→ **Directions**: Copy all of the records below verbatim.

┄┄┄┄┄┄┄┄┄┄

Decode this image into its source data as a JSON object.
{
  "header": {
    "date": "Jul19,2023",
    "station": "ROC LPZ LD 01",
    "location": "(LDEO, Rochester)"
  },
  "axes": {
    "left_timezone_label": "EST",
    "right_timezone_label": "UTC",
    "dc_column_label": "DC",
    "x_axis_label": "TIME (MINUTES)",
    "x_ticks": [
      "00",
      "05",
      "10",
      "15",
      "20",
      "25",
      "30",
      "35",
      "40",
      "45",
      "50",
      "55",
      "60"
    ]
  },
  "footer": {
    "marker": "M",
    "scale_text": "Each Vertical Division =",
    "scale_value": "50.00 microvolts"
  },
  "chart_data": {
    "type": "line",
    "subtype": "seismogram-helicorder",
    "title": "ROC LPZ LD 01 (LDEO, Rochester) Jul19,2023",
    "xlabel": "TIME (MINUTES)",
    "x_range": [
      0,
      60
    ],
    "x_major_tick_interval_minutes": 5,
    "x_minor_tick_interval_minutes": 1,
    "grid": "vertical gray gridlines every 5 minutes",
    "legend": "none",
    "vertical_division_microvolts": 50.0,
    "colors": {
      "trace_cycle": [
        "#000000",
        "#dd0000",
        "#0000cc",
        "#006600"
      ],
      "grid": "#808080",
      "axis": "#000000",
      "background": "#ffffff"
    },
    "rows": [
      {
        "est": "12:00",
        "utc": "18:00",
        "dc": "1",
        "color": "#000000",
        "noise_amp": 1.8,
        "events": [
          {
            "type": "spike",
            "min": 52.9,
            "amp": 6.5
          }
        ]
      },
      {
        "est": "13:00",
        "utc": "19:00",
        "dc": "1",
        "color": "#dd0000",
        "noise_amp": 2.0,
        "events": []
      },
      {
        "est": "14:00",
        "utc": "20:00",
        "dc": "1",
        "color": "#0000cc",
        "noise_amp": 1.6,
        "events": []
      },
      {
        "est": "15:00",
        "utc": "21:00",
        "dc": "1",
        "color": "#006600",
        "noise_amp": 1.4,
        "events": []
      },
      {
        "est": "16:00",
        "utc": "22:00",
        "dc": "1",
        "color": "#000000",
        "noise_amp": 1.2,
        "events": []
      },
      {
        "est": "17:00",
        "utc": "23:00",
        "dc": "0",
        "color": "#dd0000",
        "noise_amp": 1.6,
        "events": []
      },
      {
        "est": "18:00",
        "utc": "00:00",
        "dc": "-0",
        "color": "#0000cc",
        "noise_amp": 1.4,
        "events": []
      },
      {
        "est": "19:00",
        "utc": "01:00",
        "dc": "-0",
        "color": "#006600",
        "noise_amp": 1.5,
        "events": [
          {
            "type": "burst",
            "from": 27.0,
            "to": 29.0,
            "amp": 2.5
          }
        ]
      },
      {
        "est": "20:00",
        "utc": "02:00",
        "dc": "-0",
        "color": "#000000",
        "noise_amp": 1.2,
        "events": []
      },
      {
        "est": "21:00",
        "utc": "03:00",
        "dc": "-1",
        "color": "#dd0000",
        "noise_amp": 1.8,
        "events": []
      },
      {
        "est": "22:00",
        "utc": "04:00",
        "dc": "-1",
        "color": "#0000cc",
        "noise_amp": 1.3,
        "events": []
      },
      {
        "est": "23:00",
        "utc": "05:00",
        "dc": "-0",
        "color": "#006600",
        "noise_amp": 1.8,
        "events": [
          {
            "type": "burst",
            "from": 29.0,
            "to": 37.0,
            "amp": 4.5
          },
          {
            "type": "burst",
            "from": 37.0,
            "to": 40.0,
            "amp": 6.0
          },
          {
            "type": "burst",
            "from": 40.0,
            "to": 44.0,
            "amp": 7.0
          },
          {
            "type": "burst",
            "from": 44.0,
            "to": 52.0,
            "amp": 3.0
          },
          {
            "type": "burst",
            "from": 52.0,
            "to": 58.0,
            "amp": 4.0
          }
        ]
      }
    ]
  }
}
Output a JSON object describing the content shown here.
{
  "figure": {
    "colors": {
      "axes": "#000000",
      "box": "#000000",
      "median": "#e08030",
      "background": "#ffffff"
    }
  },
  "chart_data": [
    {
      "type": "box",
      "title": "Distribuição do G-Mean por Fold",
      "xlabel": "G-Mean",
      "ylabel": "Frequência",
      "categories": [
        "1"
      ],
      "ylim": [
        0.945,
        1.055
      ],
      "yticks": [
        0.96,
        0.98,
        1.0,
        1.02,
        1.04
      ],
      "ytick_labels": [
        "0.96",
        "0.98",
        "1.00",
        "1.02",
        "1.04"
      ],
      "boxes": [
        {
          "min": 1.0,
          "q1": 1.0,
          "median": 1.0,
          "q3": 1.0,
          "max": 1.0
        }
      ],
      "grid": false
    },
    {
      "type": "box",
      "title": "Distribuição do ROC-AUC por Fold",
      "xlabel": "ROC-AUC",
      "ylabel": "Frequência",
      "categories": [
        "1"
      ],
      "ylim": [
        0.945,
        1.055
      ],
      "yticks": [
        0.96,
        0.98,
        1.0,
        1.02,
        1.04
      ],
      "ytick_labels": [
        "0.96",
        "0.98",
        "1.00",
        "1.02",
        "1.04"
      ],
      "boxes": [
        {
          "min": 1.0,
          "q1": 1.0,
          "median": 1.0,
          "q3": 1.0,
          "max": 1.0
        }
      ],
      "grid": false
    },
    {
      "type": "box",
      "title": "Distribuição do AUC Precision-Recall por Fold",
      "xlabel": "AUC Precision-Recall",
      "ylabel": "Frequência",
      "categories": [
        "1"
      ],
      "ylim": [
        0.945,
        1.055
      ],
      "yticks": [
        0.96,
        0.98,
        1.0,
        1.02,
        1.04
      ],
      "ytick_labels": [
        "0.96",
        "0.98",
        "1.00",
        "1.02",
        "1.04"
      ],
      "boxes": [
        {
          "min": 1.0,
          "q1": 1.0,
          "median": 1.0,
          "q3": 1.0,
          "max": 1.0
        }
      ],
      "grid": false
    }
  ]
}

┄┄┄┄┄┄┄┄┄┄

→ **Exercise response**:
Decode this image into its source data as a JSON object.
{
  "header": {
    "date": "Jul19,2023",
    "station": "ROC LPZ LD 01",
    "location": "(LDEO, Rochester)"
  },
  "axes": {
    "left_timezone_label": "EST",
    "right_timezone_label": "UTC",
    "dc_column_label": "DC",
    "x_axis_label": "TIME (MINUTES)",
    "x_ticks": [
      "00",
      "05",
      "10",
      "15",
      "20",
      "25",
      "30",
      "35",
      "40",
      "45",
      "50",
      "55",
      "60"
    ]
  },
  "footer": {
    "marker": "M",
    "scale_text": "Each Vertical Division =",
    "scale_value": "50.00 microvolts"
  },
  "chart_data": {
    "type": "line",
    "subtype": "seismogram-helicorder",
    "title": "ROC LPZ LD 01 (LDEO, Rochester) Jul19,2023",
    "xlabel": "TIME (MINUTES)",
    "x_range": [
      0,
      60
    ],
    "x_major_tick_interval_minutes": 5,
    "x_minor_tick_interval_minutes": 1,
    "grid": "vertical gray gridlines every 5 minutes",
    "legend": "none",
    "vertical_division_microvolts": 50.0,
    "colors": {
      "trace_cycle": [
        "#000000",
        "#dd0000",
        "#0000cc",
        "#006600"
      ],
      "grid": "#808080",
      "axis": "#000000",
      "background": "#ffffff"
    },
    "rows": [
      {
        "est": "12:00",
        "utc": "18:00",
        "dc": "1",
        "color": "#000000",
        "noise_amp": 1.8,
        "events": [
          {
            "type": "spike",
            "min": 52.9,
            "amp": 6.5
          }
        ]
      },
      {
        "est": "13:00",
        "utc": "19:00",
        "dc": "1",
        "color": "#dd0000",
        "noise_amp": 2.0,
        "events": []
      },
      {
        "est": "14:00",
        "utc": "20:00",
        "dc": "1",
        "color": "#0000cc",
        "noise_amp": 1.6,
        "events": []
      },
      {
        "est": "15:00",
        "utc": "21:00",
        "dc": "1",
        "color": "#006600",
        "noise_amp": 1.4,
        "events": []
      },
      {
        "est": "16:00",
        "utc": "22:00",
        "dc": "1",
        "color": "#000000",
        "noise_amp": 1.2,
        "events": []
      },
      {
        "est": "17:00",
        "utc": "23:00",
        "dc": "0",
        "color": "#dd0000",
        "noise_amp": 1.6,
        "events": []
      },
      {
        "est": "18:00",
        "utc": "00:00",
        "dc": "-0",
        "color": "#0000cc",
        "noise_amp": 1.4,
        "events": []
      },
      {
        "est": "19:00",
        "utc": "01:00",
        "dc": "-0",
        "color": "#006600",
        "noise_amp": 1.5,
        "events": [
          {
            "type": "burst",
            "from": 27.0,
            "to": 29.0,
            "amp": 2.5
          }
        ]
      },
      {
        "est": "20:00",
        "utc": "02:00",
        "dc": "-0",
        "color": "#000000",
        "noise_amp": 1.2,
        "events": []
      },
      {
        "est": "21:00",
        "utc": "03:00",
        "dc": "-1",
        "color": "#dd0000",
        "noise_amp": 1.8,
        "events": []
      },
      {
        "est": "22:00",
        "utc": "04:00",
        "dc": "-1",
        "color": "#0000cc",
        "noise_amp": 1.3,
        "events": []
      },
      {
        "est": "23:00",
        "utc": "05:00",
        "dc": "-0",
        "color": "#006600",
        "noise_amp": 1.8,
        "events": [
          {
            "type": "burst",
            "from": 29.0,
            "to": 37.0,
            "amp": 4.5
          },
          {
            "type": "burst",
            "from": 37.0,
            "to": 40.0,
            "amp": 6.0
          },
          {
            "type": "burst",
            "from": 40.0,
            "to": 44.0,
            "amp": 7.0
          },
          {
            "type": "burst",
            "from": 44.0,
            "to": 52.0,
            "amp": 3.0
          },
          {
            "type": "burst",
            "from": 52.0,
            "to": 58.0,
            "amp": 4.0
          }
        ]
      }
    ]
  }
}
Output a JSON object describing the content shown here.
{
  "figure": {
    "colors": {
      "axes": "#000000",
      "box": "#000000",
      "median": "#e08030",
      "background": "#ffffff"
    }
  },
  "chart_data": [
    {
      "type": "box",
      "title": "Distribuição do G-Mean por Fold",
      "xlabel": "G-Mean",
      "ylabel": "Frequência",
      "categories": [
        "1"
      ],
      "ylim": [
        0.945,
        1.055
      ],
      "yticks": [
        0.96,
        0.98,
        1.0,
        1.02,
        1.04
      ],
      "ytick_labels": [
        "0.96",
        "0.98",
        "1.00",
        "1.02",
        "1.04"
      ],
      "boxes": [
        {
          "min": 1.0,
          "q1": 1.0,
          "median": 1.0,
          "q3": 1.0,
          "max": 1.0
        }
      ],
      "grid": false
    },
    {
      "type": "box",
      "title": "Distribuição do ROC-AUC por Fold",
      "xlabel": "ROC-AUC",
      "ylabel": "Frequência",
      "categories": [
        "1"
      ],
      "ylim": [
        0.945,
        1.055
      ],
      "yticks": [
        0.96,
        0.98,
        1.0,
        1.02,
        1.04
      ],
      "ytick_labels": [
        "0.96",
        "0.98",
        "1.00",
        "1.02",
        "1.04"
      ],
      "boxes": [
        {
          "min": 1.0,
          "q1": 1.0,
          "median": 1.0,
          "q3": 1.0,
          "max": 1.0
        }
      ],
      "grid": false
    },
    {
      "type": "box",
      "title": "Distribuição do AUC Precision-Recall por Fold",
      "xlabel": "AUC Precision-Recall",
      "ylabel": "Frequência",
      "categories": [
        "1"
      ],
      "ylim": [
        0.945,
        1.055
      ],
      "yticks": [
        0.96,
        0.98,
        1.0,
        1.02,
        1.04
      ],
      "ytick_labels": [
        "0.96",
        "0.98",
        "1.00",
        "1.02",
        "1.04"
      ],
      "boxes": [
        {
          "min": 1.0,
          "q1": 1.0,
          "median": 1.0,
          "q3": 1.0,
          "max": 1.0
        }
      ],
      "grid": false
    }
  ]
}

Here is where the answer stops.